EXERCISE DIRECTIONS
From the entries below, gather each line containing the word "della".

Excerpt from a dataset

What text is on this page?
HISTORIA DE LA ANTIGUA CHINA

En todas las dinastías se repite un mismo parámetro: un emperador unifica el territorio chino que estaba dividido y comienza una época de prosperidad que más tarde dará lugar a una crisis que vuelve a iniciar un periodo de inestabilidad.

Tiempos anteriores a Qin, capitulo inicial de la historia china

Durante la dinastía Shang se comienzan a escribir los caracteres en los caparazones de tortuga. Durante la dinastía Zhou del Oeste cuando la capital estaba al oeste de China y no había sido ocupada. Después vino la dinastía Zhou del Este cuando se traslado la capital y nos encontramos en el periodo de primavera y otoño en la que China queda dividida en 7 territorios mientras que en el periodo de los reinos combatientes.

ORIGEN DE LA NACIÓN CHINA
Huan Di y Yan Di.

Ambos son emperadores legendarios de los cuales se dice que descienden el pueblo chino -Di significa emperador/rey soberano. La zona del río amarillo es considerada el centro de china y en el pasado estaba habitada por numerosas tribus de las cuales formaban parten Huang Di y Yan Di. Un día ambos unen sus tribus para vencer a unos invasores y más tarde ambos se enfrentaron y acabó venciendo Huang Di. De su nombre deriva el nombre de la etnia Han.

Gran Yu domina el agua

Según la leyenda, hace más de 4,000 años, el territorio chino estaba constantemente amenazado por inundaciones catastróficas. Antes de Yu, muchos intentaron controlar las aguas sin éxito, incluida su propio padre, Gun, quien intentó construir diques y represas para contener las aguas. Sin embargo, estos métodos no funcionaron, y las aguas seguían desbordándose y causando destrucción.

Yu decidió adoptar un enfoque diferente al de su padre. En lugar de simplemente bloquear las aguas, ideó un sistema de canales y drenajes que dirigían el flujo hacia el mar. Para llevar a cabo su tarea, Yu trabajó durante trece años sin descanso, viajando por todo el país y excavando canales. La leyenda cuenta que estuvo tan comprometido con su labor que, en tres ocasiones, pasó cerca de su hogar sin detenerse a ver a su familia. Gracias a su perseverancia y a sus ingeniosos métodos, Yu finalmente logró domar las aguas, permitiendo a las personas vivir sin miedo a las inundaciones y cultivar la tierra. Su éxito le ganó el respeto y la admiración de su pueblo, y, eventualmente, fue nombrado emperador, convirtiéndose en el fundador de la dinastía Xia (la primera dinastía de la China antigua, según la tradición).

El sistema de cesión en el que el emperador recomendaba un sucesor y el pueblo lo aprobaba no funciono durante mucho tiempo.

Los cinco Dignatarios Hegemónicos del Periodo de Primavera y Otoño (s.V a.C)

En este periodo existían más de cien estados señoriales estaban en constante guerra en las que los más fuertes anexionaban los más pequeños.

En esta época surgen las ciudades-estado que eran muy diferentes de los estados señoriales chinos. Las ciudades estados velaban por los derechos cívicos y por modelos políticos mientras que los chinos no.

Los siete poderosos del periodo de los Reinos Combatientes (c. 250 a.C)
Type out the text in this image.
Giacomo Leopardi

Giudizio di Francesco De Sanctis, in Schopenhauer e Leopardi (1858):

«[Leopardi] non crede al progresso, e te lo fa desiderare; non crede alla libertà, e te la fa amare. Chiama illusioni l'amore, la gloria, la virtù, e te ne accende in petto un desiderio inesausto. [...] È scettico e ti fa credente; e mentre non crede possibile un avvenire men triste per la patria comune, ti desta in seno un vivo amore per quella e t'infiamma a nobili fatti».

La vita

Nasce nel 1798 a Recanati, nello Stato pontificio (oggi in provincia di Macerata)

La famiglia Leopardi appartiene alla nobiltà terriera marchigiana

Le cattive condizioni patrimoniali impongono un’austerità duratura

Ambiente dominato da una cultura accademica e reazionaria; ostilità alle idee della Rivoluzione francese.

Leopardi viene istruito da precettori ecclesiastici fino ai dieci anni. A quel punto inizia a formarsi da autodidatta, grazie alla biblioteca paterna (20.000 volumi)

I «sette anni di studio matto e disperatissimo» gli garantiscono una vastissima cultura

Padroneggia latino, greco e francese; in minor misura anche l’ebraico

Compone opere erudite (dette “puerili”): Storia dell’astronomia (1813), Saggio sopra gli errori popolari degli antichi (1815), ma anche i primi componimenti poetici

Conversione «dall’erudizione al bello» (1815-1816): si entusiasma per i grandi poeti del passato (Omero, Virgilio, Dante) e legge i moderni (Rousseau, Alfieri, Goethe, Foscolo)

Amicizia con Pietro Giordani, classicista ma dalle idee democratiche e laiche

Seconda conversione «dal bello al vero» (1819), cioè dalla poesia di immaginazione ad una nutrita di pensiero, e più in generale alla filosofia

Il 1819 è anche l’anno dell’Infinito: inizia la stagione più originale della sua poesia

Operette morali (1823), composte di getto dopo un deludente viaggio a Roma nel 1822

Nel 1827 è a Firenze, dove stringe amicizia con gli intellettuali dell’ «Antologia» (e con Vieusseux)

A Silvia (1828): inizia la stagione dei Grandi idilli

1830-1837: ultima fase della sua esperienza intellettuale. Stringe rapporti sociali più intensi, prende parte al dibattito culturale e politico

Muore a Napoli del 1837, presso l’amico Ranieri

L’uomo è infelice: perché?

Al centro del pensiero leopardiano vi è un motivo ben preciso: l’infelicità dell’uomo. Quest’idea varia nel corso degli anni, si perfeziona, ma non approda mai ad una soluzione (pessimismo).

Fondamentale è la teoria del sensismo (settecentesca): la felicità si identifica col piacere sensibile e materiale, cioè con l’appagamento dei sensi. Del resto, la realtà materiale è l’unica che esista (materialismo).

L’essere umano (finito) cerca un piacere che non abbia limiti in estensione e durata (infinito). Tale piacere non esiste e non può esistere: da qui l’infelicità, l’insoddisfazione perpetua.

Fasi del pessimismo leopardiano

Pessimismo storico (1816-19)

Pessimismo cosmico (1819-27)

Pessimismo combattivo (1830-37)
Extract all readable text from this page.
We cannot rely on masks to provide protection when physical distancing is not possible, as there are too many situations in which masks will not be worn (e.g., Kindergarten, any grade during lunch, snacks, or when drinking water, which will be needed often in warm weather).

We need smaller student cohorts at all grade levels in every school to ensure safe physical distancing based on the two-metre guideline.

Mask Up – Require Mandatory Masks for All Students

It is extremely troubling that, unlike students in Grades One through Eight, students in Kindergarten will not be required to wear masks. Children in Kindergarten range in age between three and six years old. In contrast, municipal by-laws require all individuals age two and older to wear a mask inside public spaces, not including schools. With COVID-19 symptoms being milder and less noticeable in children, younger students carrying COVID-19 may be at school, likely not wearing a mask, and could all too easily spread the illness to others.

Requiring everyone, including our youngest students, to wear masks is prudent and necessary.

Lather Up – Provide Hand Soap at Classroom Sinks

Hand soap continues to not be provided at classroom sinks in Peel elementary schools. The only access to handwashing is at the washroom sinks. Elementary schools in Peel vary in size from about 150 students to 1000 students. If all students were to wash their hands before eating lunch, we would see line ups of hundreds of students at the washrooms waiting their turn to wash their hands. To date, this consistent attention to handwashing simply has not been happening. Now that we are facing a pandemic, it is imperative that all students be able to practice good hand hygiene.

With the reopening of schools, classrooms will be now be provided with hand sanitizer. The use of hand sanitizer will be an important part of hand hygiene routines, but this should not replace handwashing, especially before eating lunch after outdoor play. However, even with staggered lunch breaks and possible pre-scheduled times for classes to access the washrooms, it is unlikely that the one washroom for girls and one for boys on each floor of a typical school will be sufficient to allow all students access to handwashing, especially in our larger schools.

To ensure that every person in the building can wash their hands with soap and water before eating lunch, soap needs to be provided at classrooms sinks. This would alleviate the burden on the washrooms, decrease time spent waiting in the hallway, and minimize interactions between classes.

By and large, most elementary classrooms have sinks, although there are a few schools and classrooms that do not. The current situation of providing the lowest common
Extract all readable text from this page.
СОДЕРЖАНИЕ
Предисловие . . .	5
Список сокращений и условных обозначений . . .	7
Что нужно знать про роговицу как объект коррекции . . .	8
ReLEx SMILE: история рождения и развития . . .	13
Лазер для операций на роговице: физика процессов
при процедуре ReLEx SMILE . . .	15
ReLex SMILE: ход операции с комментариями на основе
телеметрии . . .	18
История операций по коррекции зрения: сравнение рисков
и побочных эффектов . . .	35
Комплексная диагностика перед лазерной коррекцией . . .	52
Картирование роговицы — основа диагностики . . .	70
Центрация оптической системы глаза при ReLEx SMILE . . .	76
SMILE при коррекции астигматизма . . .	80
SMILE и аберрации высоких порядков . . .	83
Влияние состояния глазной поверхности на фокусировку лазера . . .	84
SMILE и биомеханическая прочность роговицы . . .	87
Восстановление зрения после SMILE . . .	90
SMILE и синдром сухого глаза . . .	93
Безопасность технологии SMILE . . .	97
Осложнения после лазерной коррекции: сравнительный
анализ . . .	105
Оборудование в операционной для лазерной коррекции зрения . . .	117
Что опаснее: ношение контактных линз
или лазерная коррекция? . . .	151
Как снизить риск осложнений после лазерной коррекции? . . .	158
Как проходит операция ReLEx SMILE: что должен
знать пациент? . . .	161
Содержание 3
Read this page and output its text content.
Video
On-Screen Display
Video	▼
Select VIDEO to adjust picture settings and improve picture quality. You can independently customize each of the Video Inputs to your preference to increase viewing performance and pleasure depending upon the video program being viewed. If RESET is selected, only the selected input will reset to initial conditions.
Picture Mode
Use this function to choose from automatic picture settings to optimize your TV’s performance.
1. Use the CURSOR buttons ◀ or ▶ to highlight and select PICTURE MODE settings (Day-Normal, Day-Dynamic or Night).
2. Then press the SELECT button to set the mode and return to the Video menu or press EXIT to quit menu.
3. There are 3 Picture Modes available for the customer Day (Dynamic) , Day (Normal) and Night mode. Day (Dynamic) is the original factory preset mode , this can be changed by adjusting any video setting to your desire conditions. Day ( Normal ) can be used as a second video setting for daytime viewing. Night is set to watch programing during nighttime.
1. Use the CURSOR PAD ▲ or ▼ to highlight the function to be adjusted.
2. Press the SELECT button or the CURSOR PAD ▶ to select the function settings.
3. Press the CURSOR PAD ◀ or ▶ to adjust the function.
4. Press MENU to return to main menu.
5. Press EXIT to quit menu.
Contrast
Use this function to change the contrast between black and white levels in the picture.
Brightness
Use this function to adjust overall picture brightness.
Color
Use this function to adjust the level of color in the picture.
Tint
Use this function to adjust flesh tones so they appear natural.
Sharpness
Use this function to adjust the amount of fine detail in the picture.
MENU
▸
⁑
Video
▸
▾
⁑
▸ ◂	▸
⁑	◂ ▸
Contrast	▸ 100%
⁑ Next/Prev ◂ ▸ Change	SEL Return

SOLUTION TO THIS EXERCISE
Ambiente dominato da una cultura accademica e reazionaria; ostilità alle idee della Rivoluzione francese.
Il 1819 è anche l’anno dell’Infinito: inizia la stagione più originale della sua poesia
1830-1837: ultima fase della sua esperienza intellettuale. Stringe rapporti sociali più intensi, prende parte al dibattito culturale e politico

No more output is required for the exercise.